Work to complete:
Check each line of the material below, and copy it if it holds the string "претерит".

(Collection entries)
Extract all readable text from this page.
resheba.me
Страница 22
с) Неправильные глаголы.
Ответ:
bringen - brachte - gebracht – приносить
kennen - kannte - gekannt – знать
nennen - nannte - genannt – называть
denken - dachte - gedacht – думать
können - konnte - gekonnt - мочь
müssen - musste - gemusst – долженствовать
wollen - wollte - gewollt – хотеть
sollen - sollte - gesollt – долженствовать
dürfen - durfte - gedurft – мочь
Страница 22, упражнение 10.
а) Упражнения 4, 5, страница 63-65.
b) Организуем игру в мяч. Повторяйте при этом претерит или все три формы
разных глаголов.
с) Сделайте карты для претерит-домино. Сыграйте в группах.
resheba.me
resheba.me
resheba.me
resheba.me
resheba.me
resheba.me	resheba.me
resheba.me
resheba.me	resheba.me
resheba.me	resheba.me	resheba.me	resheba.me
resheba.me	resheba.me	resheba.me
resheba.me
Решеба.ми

Solved exercise:
b) Организуем игру в мяч. Повторяйте при этом претерит или все три формы
с) Сделайте карты для претерит-домино. Сыграйте в группах.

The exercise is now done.